• PROVIDED PASSAGE
────────────────────────────────────────
[Openmcl-devel] Solaris x86-64 progress

Gary Byers gb at clozure.com
Fri Jan 18 15:10:10 PST 2008


One thing that you can try (it won't really get very far, but ...)
is to rename a Linux or Darwin heap image to whatever the Solaris
kernel expects, and see if you can map it into memory and start
executing code.  (Try setting a breakpoint at _SPfuncall; if you
get there and single-step for a few instructions, you should
find yourself executing compiled lisp code if everything got
mapped in right.)  One of the first things that'll happen is
that MAKE-READ-WRITE-LOCK will cons, and that'll give you
the opportunity to debug the exception handler (I'm sure that
you're looking forward to that ...)  Before too long, the
Linux/Darwin image will probably try to do something Linux-
or Darwin-specific, but there's likely stuff to exercise before
it gets to that point.

As far as syscall interfaces go: there's already some variance
between supported OSes, reflected by conditionalizaion in
(especially) l1-sockets.lisp and linux-files (which is misnamed:
the use of "linux" in the filename should be read "as opposed
to the old classic MacOS filesystem stuff from Way Back When.")
────────────────────────────────────────
• EXERCISE REQUIREMENTS
Rewrite the mailing list post from "[Openmcl-devel] Solaris x86-64" to "far, but ...)", putting "FreeBSD" wherever "Solaris" appears. The data that comes next is from a different source.

• DATA SEGMENT
────────────────────────────────────────
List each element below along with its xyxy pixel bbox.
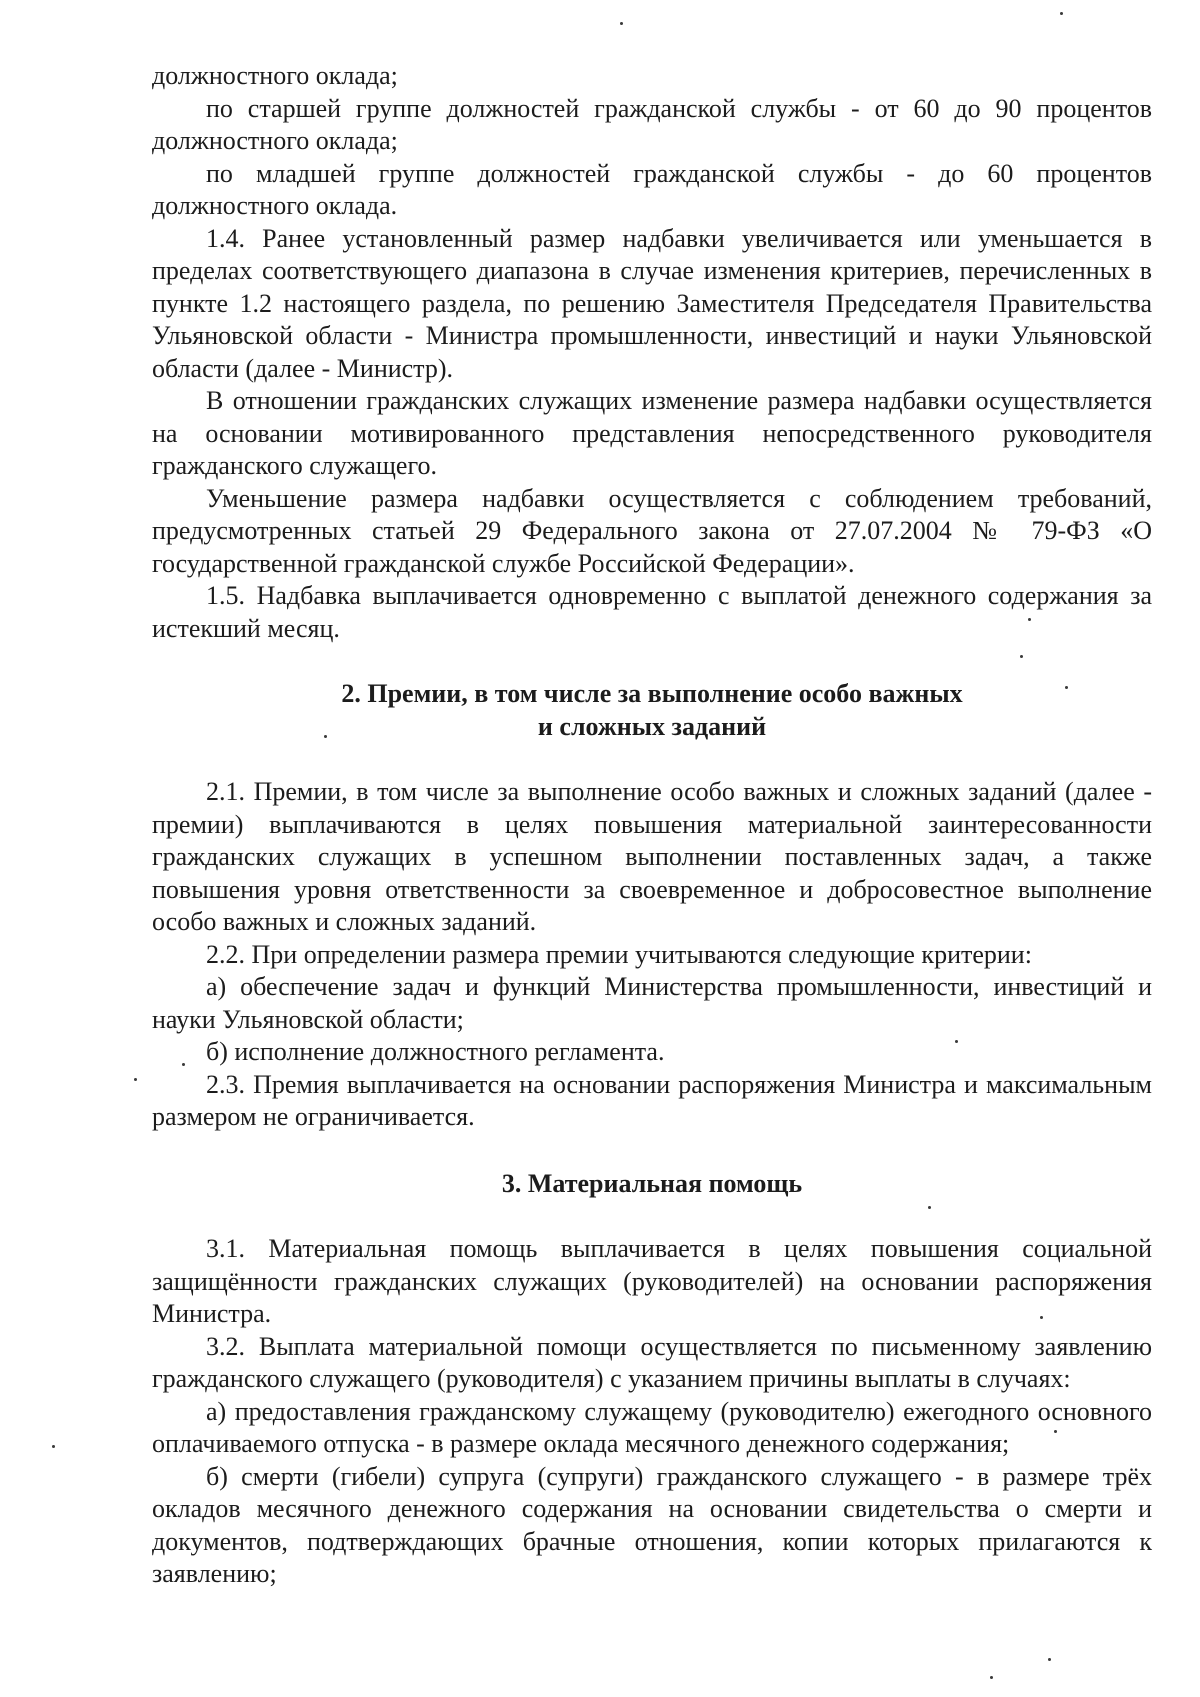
────────────────────────────────────────
• COMPLETED EXERCISE
[Openmcl-devel] FreeBSD x86-64 progress

Gary Byers gb at clozure.com
Fri Jan 18 15:10:10 PST 2008


One thing that you can try (it won't really get very far, but ...)